Format these lines as a JSON list of strings, one string for each line, leaving out blank lines.

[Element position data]
========================================
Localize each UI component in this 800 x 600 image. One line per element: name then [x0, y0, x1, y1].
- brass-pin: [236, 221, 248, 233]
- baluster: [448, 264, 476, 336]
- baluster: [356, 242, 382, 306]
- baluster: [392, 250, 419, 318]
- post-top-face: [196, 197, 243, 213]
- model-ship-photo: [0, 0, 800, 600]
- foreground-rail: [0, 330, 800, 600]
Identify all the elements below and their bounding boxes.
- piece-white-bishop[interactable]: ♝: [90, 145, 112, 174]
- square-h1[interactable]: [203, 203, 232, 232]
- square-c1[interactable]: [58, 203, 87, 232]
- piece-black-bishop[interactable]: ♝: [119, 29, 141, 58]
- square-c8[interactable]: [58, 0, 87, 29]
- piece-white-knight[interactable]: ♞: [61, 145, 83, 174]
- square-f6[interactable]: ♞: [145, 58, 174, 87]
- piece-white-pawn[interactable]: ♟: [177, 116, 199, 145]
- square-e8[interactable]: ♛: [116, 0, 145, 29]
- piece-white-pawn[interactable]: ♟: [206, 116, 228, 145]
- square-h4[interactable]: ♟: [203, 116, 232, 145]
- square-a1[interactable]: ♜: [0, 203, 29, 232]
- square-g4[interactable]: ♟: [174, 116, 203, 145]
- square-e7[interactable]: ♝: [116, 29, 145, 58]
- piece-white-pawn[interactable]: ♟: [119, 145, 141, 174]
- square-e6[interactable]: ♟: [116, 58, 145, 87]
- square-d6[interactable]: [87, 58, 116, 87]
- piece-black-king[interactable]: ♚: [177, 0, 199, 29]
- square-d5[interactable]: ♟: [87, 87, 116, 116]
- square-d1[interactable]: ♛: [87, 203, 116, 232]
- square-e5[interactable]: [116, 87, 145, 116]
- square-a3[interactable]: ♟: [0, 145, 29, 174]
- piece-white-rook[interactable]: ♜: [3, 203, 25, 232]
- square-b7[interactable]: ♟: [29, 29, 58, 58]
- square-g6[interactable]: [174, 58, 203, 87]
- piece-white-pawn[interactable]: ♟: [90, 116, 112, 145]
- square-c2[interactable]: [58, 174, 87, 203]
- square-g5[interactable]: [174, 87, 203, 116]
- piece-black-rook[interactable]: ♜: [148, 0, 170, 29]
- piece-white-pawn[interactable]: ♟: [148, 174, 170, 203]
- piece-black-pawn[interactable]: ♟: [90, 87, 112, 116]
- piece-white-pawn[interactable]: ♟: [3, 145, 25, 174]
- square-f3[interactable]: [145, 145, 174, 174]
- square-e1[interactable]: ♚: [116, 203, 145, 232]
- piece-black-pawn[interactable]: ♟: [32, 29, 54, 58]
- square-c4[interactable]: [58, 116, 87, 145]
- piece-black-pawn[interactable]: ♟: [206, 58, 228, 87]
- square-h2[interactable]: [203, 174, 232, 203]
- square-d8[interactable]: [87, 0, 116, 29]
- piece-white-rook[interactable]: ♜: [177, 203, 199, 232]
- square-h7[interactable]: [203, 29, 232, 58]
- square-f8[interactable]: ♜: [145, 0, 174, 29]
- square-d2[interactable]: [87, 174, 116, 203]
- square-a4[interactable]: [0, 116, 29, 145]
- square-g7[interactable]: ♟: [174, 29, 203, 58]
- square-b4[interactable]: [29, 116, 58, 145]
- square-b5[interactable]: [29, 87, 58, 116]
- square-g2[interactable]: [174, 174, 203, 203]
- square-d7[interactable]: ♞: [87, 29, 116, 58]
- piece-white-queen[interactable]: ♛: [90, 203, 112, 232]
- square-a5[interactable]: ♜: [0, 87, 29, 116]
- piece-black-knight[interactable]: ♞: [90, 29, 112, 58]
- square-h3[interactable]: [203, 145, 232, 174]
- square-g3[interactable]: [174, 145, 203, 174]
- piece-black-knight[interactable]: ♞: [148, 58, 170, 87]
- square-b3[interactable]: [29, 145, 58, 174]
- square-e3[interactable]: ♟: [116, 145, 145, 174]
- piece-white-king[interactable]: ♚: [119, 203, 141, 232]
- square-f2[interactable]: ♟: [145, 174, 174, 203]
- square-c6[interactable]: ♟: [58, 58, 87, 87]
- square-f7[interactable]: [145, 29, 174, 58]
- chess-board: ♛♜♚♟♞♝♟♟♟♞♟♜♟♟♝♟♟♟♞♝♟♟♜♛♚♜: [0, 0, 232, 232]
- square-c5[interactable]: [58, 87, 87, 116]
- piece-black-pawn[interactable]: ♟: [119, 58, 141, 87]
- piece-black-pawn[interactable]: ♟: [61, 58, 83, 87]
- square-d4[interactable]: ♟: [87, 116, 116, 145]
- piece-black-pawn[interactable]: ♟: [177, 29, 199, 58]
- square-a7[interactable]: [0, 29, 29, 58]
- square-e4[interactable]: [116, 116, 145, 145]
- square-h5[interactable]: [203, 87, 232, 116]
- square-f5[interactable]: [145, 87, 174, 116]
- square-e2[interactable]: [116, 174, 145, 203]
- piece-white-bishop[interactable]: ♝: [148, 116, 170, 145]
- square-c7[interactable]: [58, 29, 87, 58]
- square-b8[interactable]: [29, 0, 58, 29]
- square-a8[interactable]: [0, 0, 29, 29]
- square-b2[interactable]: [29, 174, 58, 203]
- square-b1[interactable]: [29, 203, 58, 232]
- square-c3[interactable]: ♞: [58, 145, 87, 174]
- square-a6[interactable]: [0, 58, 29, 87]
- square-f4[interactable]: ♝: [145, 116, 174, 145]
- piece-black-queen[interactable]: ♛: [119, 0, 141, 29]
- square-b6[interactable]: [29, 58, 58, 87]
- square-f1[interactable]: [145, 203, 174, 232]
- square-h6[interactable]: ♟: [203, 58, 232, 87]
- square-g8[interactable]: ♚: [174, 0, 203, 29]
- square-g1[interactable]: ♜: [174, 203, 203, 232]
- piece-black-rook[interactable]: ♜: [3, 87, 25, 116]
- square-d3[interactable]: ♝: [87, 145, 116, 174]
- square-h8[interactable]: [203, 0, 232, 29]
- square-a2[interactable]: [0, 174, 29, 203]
========================================
▸ Output below:
[
  "Localize each UI component in this 800 x 600 image. One line per element: name then [x0, y0, x1, y1].",
  "- brass-pin: [236, 221, 248, 233]",
  "- baluster: [448, 264, 476, 336]",
  "- baluster: [356, 242, 382, 306]",
  "- baluster: [392, 250, 419, 318]",
  "- post-top-face: [196, 197, 243, 213]",
  "- model-ship-photo: [0, 0, 800, 600]",
  "- foreground-rail: [0, 330, 800, 600]",
  "Identify all the elements below and their bounding boxes.",
  "- piece-white-bishop[interactable]: ♝: [90, 145, 112, 174]",
  "- square-h1[interactable]: [203, 203, 232, 232]",
  "- square-c1[interactable]: [58, 203, 87, 232]",
  "- piece-black-bishop[interactable]: ♝: [119, 29, 141, 58]",
  "- square-c8[interactable]: [58, 0, 87, 29]",
  "- piece-white-knight[interactable]: ♞: [61, 145, 83, 174]",
  "- square-f6[interactable]: ♞: [145, 58, 174, 87]",
  "- piece-white-pawn[interactable]: ♟: [177, 116, 199, 145]",
  "- square-e8[interactable]: ♛: [116, 0, 145, 29]",
  "- piece-white-pawn[interactable]: ♟: [206, 116, 228, 145]",
  "- square-h4[interactable]: ♟: [203, 116, 232, 145]",
  "- square-a1[interactable]: ♜: [0, 203, 29, 232]",
  "- square-g4[interactable]: ♟: [174, 116, 203, 145]",
  "- square-e7[interactable]: ♝: [116, 29, 145, 58]",
  "- piece-white-pawn[interactable]: ♟: [119, 145, 141, 174]",
  "- square-e6[interactable]: ♟: [116, 58, 145, 87]",
  "- square-d6[interactable]: [87, 58, 116, 87]",
  "- piece-black-king[interactable]: ♚: [177, 0, 199, 29]",
  "- square-d5[interactable]: ♟: [87, 87, 116, 116]",
  "- square-d1[interactable]: ♛: [87, 203, 116, 232]",
  "- square-e5[interactable]: [116, 87, 145, 116]",
  "- square-a3[interactable]: ♟: [0, 145, 29, 174]",
  "- piece-white-rook[interactable]: ♜: [3, 203, 25, 232]",
  "- square-b7[interactable]: ♟: [29, 29, 58, 58]",
  "- square-g6[interactable]: [174, 58, 203, 87]",
  "- piece-white-pawn[interactable]: ♟: [90, 116, 112, 145]",
  "- square-c2[interactable]: [58, 174, 87, 203]",
  "- square-g5[interactable]: [174, 87, 203, 116]",
  "- piece-black-rook[interactable]: ♜: [148, 0, 170, 29]",
  "- piece-white-pawn[interactable]: ♟: [148, 174, 170, 203]",
  "- piece-black-pawn[interactable]: ♟: [90, 87, 112, 116]",
  "- piece-white-pawn[interactable]: ♟: [3, 145, 25, 174]",
  "- square-f3[interactable]: [145, 145, 174, 174]",
  "- square-e1[interactable]: ♚: [116, 203, 145, 232]",
  "- piece-black-pawn[interactable]: ♟: [32, 29, 54, 58]",
  "- square-c4[interactable]: [58, 116, 87, 145]",
  "- piece-black-pawn[interactable]: ♟: [206, 58, 228, 87]",
  "- square-h2[interactable]: [203, 174, 232, 203]",
  "- square-d8[interactable]: [87, 0, 116, 29]",
  "- piece-white-rook[interactable]: ♜: [177, 203, 199, 232]",
  "- square-h7[interactable]: [203, 29, 232, 58]",
  "- square-f8[interactable]: ♜: [145, 0, 174, 29]",
  "- square-d2[interactable]: [87, 174, 116, 203]",
  "- square-a4[interactable]: [0, 116, 29, 145]",
  "- square-g7[interactable]: ♟: [174, 29, 203, 58]",
  "- square-b4[interactable]: [29, 116, 58, 145]",
  "- square-b5[interactable]: [29, 87, 58, 116]",
  "- square-g2[interactable]: [174, 174, 203, 203]",
  "- square-d7[interactable]: ♞: [87, 29, 116, 58]",
  "- piece-white-queen[interactable]: ♛: [90, 203, 112, 232]",
  "- square-a5[interactable]: ♜: [0, 87, 29, 116]",
  "- piece-black-knight[interactable]: ♞: [90, 29, 112, 58]",
  "- square-h3[interactable]: [203, 145, 232, 174]",
  "- square-g3[interactable]: [174, 145, 203, 174]",
  "- piece-black-knight[interactable]: ♞: [148, 58, 170, 87]",
  "- square-b3[interactable]: [29, 145, 58, 174]",
  "- square-e3[interactable]: ♟: [116, 145, 145, 174]",
  "- piece-white-king[interactable]: ♚: [119, 203, 141, 232]",
  "- square-f2[interactable]: ♟: [145, 174, 174, 203]",
  "- square-c6[interactable]: ♟: [58, 58, 87, 87]",
  "- square-f7[interactable]: [145, 29, 174, 58]",
  "- chess-board: ♛♜♚♟♞♝♟♟♟♞♟♜♟♟♝♟♟♟♞♝♟♟♜♛♚♜: [0, 0, 232, 232]",
  "- square-c5[interactable]: [58, 87, 87, 116]",
  "- piece-black-pawn[interactable]: ♟: [119, 58, 141, 87]",
  "- piece-black-pawn[interactable]: ♟: [61, 58, 83, 87]",
  "- square-d4[interactable]: ♟: [87, 116, 116, 145]",
  "- piece-black-pawn[interactable]: ♟: [177, 29, 199, 58]",
  "- square-a7[interactable]: [0, 29, 29, 58]",
  "- square-e4[interactable]: [116, 116, 145, 145]",
  "- square-h5[interactable]: [203, 87, 232, 116]",
  "- square-f5[interactable]: [145, 87, 174, 116]",
  "- square-e2[interactable]: [116, 174, 145, 203]",
  "- piece-white-bishop[interactable]: ♝: [148, 116, 170, 145]",
  "- square-c7[interactable]: [58, 29, 87, 58]",
  "- square-b8[interactable]: [29, 0, 58, 29]",
  "- square-a8[interactable]: [0, 0, 29, 29]",
  "- square-b2[interactable]: [29, 174, 58, 203]",
  "- square-b1[interactable]: [29, 203, 58, 232]",
  "- square-c3[interactable]: ♞: [58, 145, 87, 174]",
  "- square-a6[interactable]: [0, 58, 29, 87]",
  "- square-f4[interactable]: ♝: [145, 116, 174, 145]",
  "- piece-black-queen[interactable]: ♛: [119, 0, 141, 29]",
  "- square-b6[interactable]: [29, 58, 58, 87]",
  "- square-f1[interactable]: [145, 203, 174, 232]",
  "- square-h6[interactable]: ♟: [203, 58, 232, 87]",
  "- square-g8[interactable]: ♚: [174, 0, 203, 29]",
  "- square-g1[interactable]: ♜: [174, 203, 203, 232]",
  "- piece-black-rook[interactable]: ♜: [3, 87, 25, 116]",
  "- square-d3[interactable]: ♝: [87, 145, 116, 174]",
  "- square-h8[interactable]: [203, 0, 232, 29]",
  "- square-a2[interactable]: [0, 174, 29, 203]"
]